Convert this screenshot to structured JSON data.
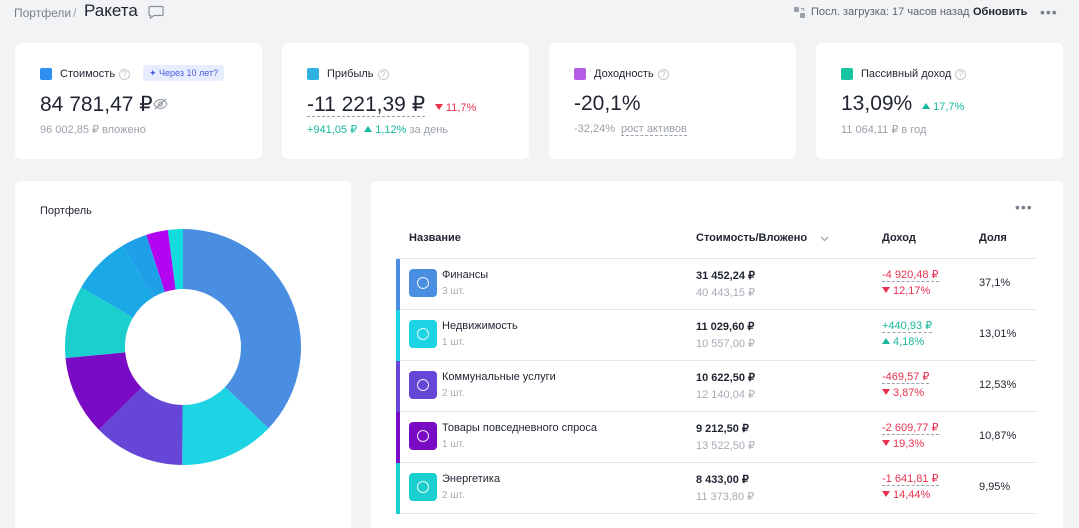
{
  "header": {
    "breadcrumb": "Портфели",
    "separator": "/",
    "title": "Ракета",
    "last_load": "Посл. загрузка: 17 часов назад",
    "refresh": "Обновить",
    "more": "•••"
  },
  "stats": [
    {
      "label": "Стоимость",
      "icon_color": "#2f8ef2",
      "value": "84 781,47 ₽",
      "badge": "✦ Через 10 лет?",
      "sub": "96 002,85 ₽ вложено"
    },
    {
      "label": "Прибыль",
      "icon_color": "#2fb3e0",
      "value": "-11 221,39 ₽",
      "change": "11,7%",
      "sub_value": "+941,05 ₽",
      "sub_change": "1,12%",
      "sub_suffix": "за день"
    },
    {
      "label": "Доходность",
      "icon_color": "#b45ee8",
      "value": "-20,1%",
      "sub_value": "-32,24%",
      "sub_link": "рост активов"
    },
    {
      "label": "Пассивный доход",
      "icon_color": "#17c4a0",
      "value": "13,09%",
      "change": "17,7%",
      "sub": "11 064,11 ₽ в год"
    }
  ],
  "portfolio": {
    "title": "Портфель"
  },
  "chart_data": {
    "type": "pie",
    "donut": true,
    "categories": [
      "Финансы",
      "Недвижимость",
      "Коммунальные услуги",
      "Товары повседневного спроса",
      "Энергетика",
      "",
      "",
      "",
      ""
    ],
    "values": [
      37.1,
      13.01,
      12.53,
      10.87,
      9.95,
      8.0,
      3.5,
      3.0,
      2.04
    ],
    "colors": [
      "#4a8ee2",
      "#1cd4e4",
      "#6546d6",
      "#7a0bc4",
      "#1ccfcf",
      "#1aa8e6",
      "#1e9fe8",
      "#b304f2",
      "#13dcdc"
    ]
  },
  "table": {
    "more": "•••",
    "columns": [
      "Название",
      "Стоимость/Вложено",
      "Доход",
      "Доля"
    ],
    "rows": [
      {
        "color": "#4a8ee2",
        "name": "Финансы",
        "qty": "3 шт.",
        "value": "31 452,24 ₽",
        "invested": "40 443,15 ₽",
        "income": "-4 920,48 ₽",
        "income_pct": "12,17%",
        "positive": false,
        "share": "37,1%"
      },
      {
        "color": "#1cd4e4",
        "name": "Недвижимость",
        "qty": "1 шт.",
        "value": "11 029,60 ₽",
        "invested": "10 557,00 ₽",
        "income": "+440,93 ₽",
        "income_pct": "4,18%",
        "positive": true,
        "share": "13,01%"
      },
      {
        "color": "#6546d6",
        "name": "Коммунальные услуги",
        "qty": "2 шт.",
        "value": "10 622,50 ₽",
        "invested": "12 140,04 ₽",
        "income": "-469,57 ₽",
        "income_pct": "3,87%",
        "positive": false,
        "share": "12,53%"
      },
      {
        "color": "#7a0bc4",
        "name": "Товары повседневного спроса",
        "qty": "1 шт.",
        "value": "9 212,50 ₽",
        "invested": "13 522,50 ₽",
        "income": "-2 609,77 ₽",
        "income_pct": "19,3%",
        "positive": false,
        "share": "10,87%"
      },
      {
        "color": "#1ccfcf",
        "name": "Энергетика",
        "qty": "2 шт.",
        "value": "8 433,00 ₽",
        "invested": "11 373,80 ₽",
        "income": "-1 641,81 ₽",
        "income_pct": "14,44%",
        "positive": false,
        "share": "9,95%"
      }
    ]
  }
}
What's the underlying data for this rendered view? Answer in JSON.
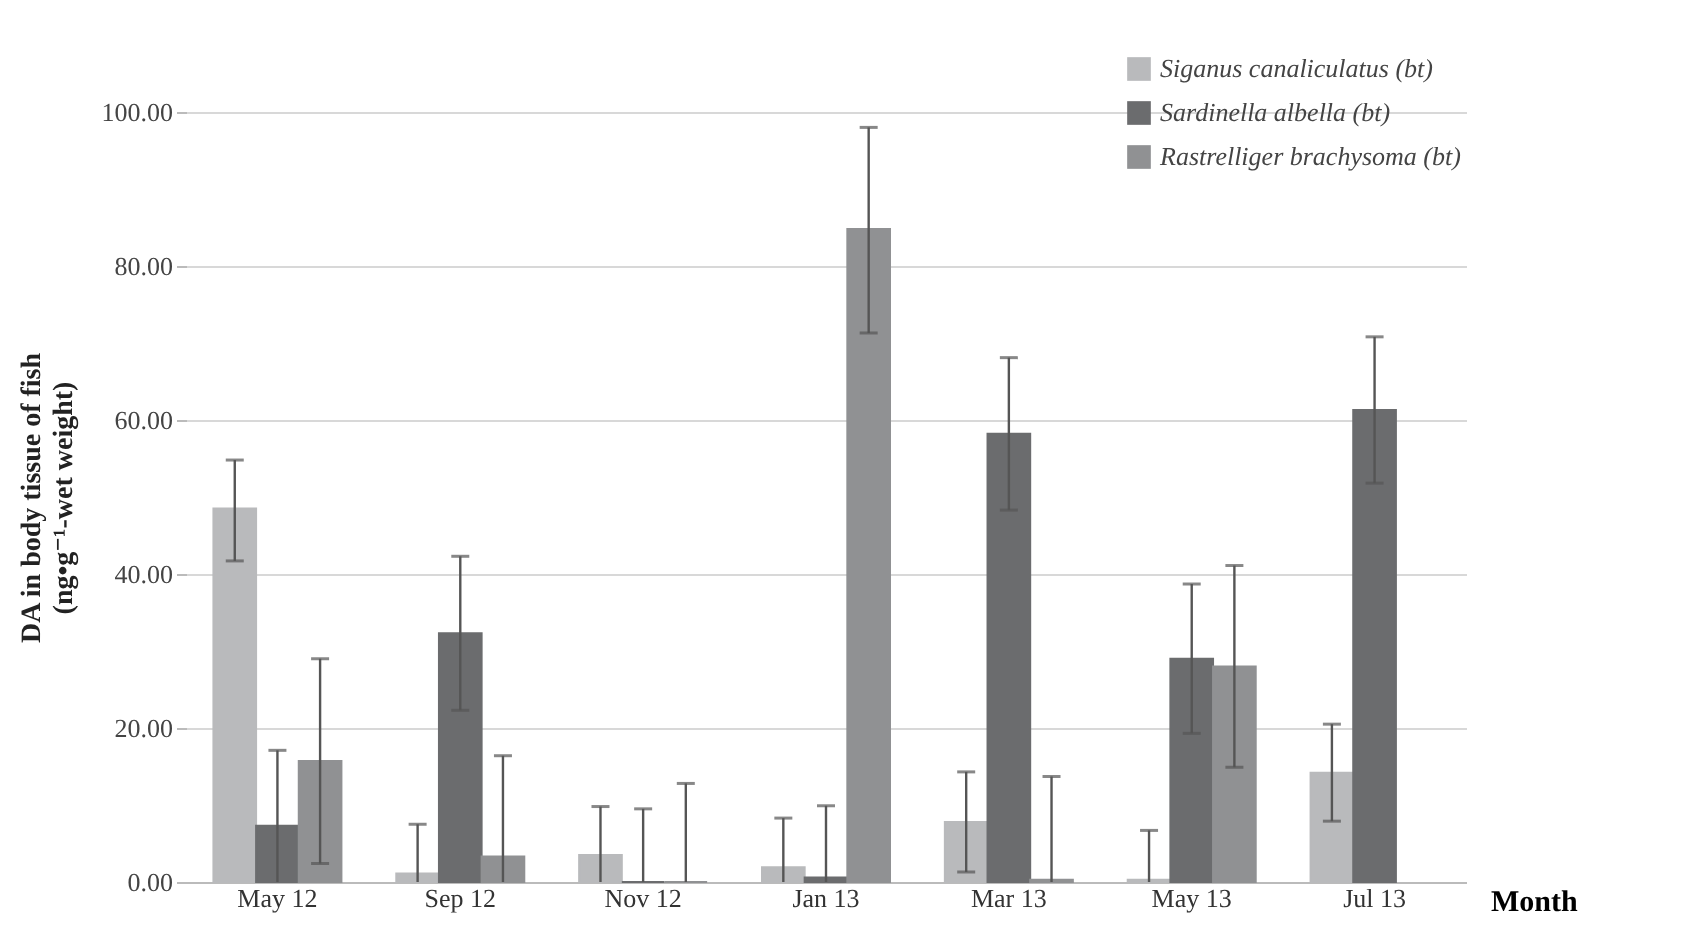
{
  "chart_data": {
    "type": "bar",
    "xlabel": "Month",
    "ylabel": "DA in body tissue of fish (ng•g⁻¹-wet weight)",
    "categories": [
      "May 12",
      "Sep 12",
      "Nov 12",
      "Jan 13",
      "Mar 13",
      "May 13",
      "Jul 13"
    ],
    "series": [
      {
        "name": "Siganus canaliculatus (bt)",
        "color": "#b9babc",
        "values": [
          48.5,
          1.1,
          3.5,
          1.9,
          7.8,
          0.3,
          14.2
        ],
        "errors": [
          [
            41.7,
            54.8
          ],
          [
            0,
            7.5
          ],
          [
            0,
            9.8
          ],
          [
            0,
            8.3
          ],
          [
            1.3,
            14.3
          ],
          [
            0,
            6.7
          ],
          [
            7.9,
            20.5
          ]
        ]
      },
      {
        "name": "Sardinella albella (bt)",
        "color": "#6b6c6e",
        "values": [
          7.3,
          32.3,
          0,
          0.6,
          58.2,
          29,
          61.3
        ],
        "errors": [
          [
            0,
            17.1
          ],
          [
            22.3,
            42.3
          ],
          [
            0,
            9.5
          ],
          [
            0,
            9.9
          ],
          [
            48.3,
            68.1
          ],
          [
            19.3,
            38.7
          ],
          [
            51.8,
            70.8
          ]
        ]
      },
      {
        "name": "Rastrelliger brachysoma (bt)",
        "color": "#909193",
        "values": [
          15.7,
          3.3,
          0,
          84.8,
          0.3,
          28,
          null
        ],
        "errors": [
          [
            2.4,
            29
          ],
          [
            0,
            16.4
          ],
          [
            0,
            12.8
          ],
          [
            71.3,
            98
          ],
          [
            0,
            13.7
          ],
          [
            14.9,
            41.1
          ],
          null
        ]
      }
    ],
    "ylim": [
      0,
      100
    ],
    "yticks": [
      {
        "value": 0,
        "label": "0.00"
      },
      {
        "value": 20,
        "label": "20.00"
      },
      {
        "value": 40,
        "label": "40.00"
      },
      {
        "value": 60,
        "label": "60.00"
      },
      {
        "value": 80,
        "label": "80.00"
      },
      {
        "value": 100,
        "label": "100.00"
      }
    ],
    "grid": "y",
    "legend": "top right"
  }
}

========

Return to the listing above and set it down exactly, leaving out its pictures.

Convert this screenshot to structured JSON data.
{
  "header": {
    "breadcrumb": "Портфели",
    "separator": "/",
    "title": "Ракета",
    "last_load": "Посл. загрузка: 17 часов назад",
    "refresh": "Обновить",
    "more": "•••"
  },
  "stats": [
    {
      "label": "Стоимость",
      "icon_color": "#2f8ef2",
      "value": "84 781,47 ₽",
      "badge": "✦ Через 10 лет?",
      "sub": "96 002,85 ₽ вложено"
    },
    {
      "label": "Прибыль",
      "icon_color": "#2fb3e0",
      "value": "-11 221,39 ₽",
      "change": "11,7%",
      "sub_value": "+941,05 ₽",
      "sub_change": "1,12%",
      "sub_suffix": "за день"
    },
    {
      "label": "Доходность",
      "icon_color": "#b45ee8",
      "value": "-20,1%",
      "sub_value": "-32,24%",
      "sub_link": "рост активов"
    },
    {
      "label": "Пассивный доход",
      "icon_color": "#17c4a0",
      "value": "13,09%",
      "change": "17,7%",
      "sub": "11 064,11 ₽ в год"
    }
  ],
  "portfolio": {
    "title": "Портфель"
  },
  "chart_data": {
    "type": "pie",
    "donut": true,
    "categories": [
      "Финансы",
      "Недвижимость",
      "Коммунальные услуги",
      "Товары повседневного спроса",
      "Энергетика",
      "",
      "",
      "",
      ""
    ],
    "values": [
      37.1,
      13.01,
      12.53,
      10.87,
      9.95,
      8.0,
      3.5,
      3.0,
      2.04
    ],
    "colors": [
      "#4a8ee2",
      "#1cd4e4",
      "#6546d6",
      "#7a0bc4",
      "#1ccfcf",
      "#1aa8e6",
      "#1e9fe8",
      "#b304f2",
      "#13dcdc"
    ]
  },
  "table": {
    "more": "•••",
    "columns": [
      "Название",
      "Стоимость/Вложено",
      "Доход",
      "Доля"
    ],
    "rows": [
      {
        "color": "#4a8ee2",
        "name": "Финансы",
        "qty": "3 шт.",
        "value": "31 452,24 ₽",
        "invested": "40 443,15 ₽",
        "income": "-4 920,48 ₽",
        "income_pct": "12,17%",
        "positive": false,
        "share": "37,1%"
      },
      {
        "color": "#1cd4e4",
        "name": "Недвижимость",
        "qty": "1 шт.",
        "value": "11 029,60 ₽",
        "invested": "10 557,00 ₽",
        "income": "+440,93 ₽",
        "income_pct": "4,18%",
        "positive": true,
        "share": "13,01%"
      },
      {
        "color": "#6546d6",
        "name": "Коммунальные услуги",
        "qty": "2 шт.",
        "value": "10 622,50 ₽",
        "invested": "12 140,04 ₽",
        "income": "-469,57 ₽",
        "income_pct": "3,87%",
        "positive": false,
        "share": "12,53%"
      },
      {
        "color": "#7a0bc4",
        "name": "Товары повседневного спроса",
        "qty": "1 шт.",
        "value": "9 212,50 ₽",
        "invested": "13 522,50 ₽",
        "income": "-2 609,77 ₽",
        "income_pct": "19,3%",
        "positive": false,
        "share": "10,87%"
      },
      {
        "color": "#1ccfcf",
        "name": "Энергетика",
        "qty": "2 шт.",
        "value": "8 433,00 ₽",
        "invested": "11 373,80 ₽",
        "income": "-1 641,81 ₽",
        "income_pct": "14,44%",
        "positive": false,
        "share": "9,95%"
      }
    ]
  }
}
What's the underlying data for this rendered view? Answer in JSON.
{
  "chart_data": {
    "type": "bar",
    "xlabel": "Month",
    "ylabel": "DA in body tissue of fish (ng•g⁻¹-wet weight)",
    "categories": [
      "May 12",
      "Sep 12",
      "Nov 12",
      "Jan 13",
      "Mar 13",
      "May 13",
      "Jul 13"
    ],
    "series": [
      {
        "name": "Siganus canaliculatus (bt)",
        "color": "#b9babc",
        "values": [
          48.5,
          1.1,
          3.5,
          1.9,
          7.8,
          0.3,
          14.2
        ],
        "errors": [
          [
            41.7,
            54.8
          ],
          [
            0,
            7.5
          ],
          [
            0,
            9.8
          ],
          [
            0,
            8.3
          ],
          [
            1.3,
            14.3
          ],
          [
            0,
            6.7
          ],
          [
            7.9,
            20.5
          ]
        ]
      },
      {
        "name": "Sardinella albella (bt)",
        "color": "#6b6c6e",
        "values": [
          7.3,
          32.3,
          0,
          0.6,
          58.2,
          29,
          61.3
        ],
        "errors": [
          [
            0,
            17.1
          ],
          [
            22.3,
            42.3
          ],
          [
            0,
            9.5
          ],
          [
            0,
            9.9
          ],
          [
            48.3,
            68.1
          ],
          [
            19.3,
            38.7
          ],
          [
            51.8,
            70.8
          ]
        ]
      },
      {
        "name": "Rastrelliger brachysoma (bt)",
        "color": "#909193",
        "values": [
          15.7,
          3.3,
          0,
          84.8,
          0.3,
          28,
          null
        ],
        "errors": [
          [
            2.4,
            29
          ],
          [
            0,
            16.4
          ],
          [
            0,
            12.8
          ],
          [
            71.3,
            98
          ],
          [
            0,
            13.7
          ],
          [
            14.9,
            41.1
          ],
          null
        ]
      }
    ],
    "ylim": [
      0,
      100
    ],
    "yticks": [
      {
        "value": 0,
        "label": "0.00"
      },
      {
        "value": 20,
        "label": "20.00"
      },
      {
        "value": 40,
        "label": "40.00"
      },
      {
        "value": 60,
        "label": "60.00"
      },
      {
        "value": 80,
        "label": "80.00"
      },
      {
        "value": 100,
        "label": "100.00"
      }
    ],
    "grid": "y",
    "legend": "top right"
  }
}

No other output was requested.